Begin Recorded information
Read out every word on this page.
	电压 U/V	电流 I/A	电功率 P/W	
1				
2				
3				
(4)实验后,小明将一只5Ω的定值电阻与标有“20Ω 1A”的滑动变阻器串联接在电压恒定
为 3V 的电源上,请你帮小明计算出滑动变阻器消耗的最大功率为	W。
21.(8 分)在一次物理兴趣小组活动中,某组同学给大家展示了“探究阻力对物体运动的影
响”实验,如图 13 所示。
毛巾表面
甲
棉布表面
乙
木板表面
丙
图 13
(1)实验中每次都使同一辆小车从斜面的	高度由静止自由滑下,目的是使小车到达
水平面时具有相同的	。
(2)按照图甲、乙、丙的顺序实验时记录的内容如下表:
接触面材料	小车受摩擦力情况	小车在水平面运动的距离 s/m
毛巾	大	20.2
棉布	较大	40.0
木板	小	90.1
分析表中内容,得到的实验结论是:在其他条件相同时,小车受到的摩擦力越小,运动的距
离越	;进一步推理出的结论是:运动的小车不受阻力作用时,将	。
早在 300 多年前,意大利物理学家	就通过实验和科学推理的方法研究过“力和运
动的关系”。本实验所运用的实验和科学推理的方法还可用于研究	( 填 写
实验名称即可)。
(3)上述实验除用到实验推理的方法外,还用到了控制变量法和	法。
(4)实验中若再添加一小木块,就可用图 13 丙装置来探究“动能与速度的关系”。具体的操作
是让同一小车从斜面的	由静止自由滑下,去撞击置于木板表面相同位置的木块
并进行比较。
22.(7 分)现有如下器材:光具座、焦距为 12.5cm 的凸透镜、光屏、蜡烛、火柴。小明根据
End Recorded information
Task directions: Output the full listing exactly as it stands.

Expected answer:
Read out every word on this page.
	电压 U/V	电流 I/A	电功率 P/W	
1				
2				
3				
(4)实验后,小明将一只5Ω的定值电阻与标有“20Ω 1A”的滑动变阻器串联接在电压恒定
为 3V 的电源上,请你帮小明计算出滑动变阻器消耗的最大功率为	W。
21.(8 分)在一次物理兴趣小组活动中,某组同学给大家展示了“探究阻力对物体运动的影
响”实验,如图 13 所示。
毛巾表面
甲
棉布表面
乙
木板表面
丙
图 13
(1)实验中每次都使同一辆小车从斜面的	高度由静止自由滑下,目的是使小车到达
水平面时具有相同的	。
(2)按照图甲、乙、丙的顺序实验时记录的内容如下表:
接触面材料	小车受摩擦力情况	小车在水平面运动的距离 s/m
毛巾	大	20.2
棉布	较大	40.0
木板	小	90.1
分析表中内容,得到的实验结论是:在其他条件相同时,小车受到的摩擦力越小,运动的距
离越	;进一步推理出的结论是:运动的小车不受阻力作用时,将	。
早在 300 多年前,意大利物理学家	就通过实验和科学推理的方法研究过“力和运
动的关系”。本实验所运用的实验和科学推理的方法还可用于研究	( 填 写
实验名称即可)。
(3)上述实验除用到实验推理的方法外,还用到了控制变量法和	法。
(4)实验中若再添加一小木块,就可用图 13 丙装置来探究“动能与速度的关系”。具体的操作
是让同一小车从斜面的	由静止自由滑下,去撞击置于木板表面相同位置的木块
并进行比较。
22.(7 分)现有如下器材:光具座、焦距为 12.5cm 的凸透镜、光屏、蜡烛、火柴。小明根据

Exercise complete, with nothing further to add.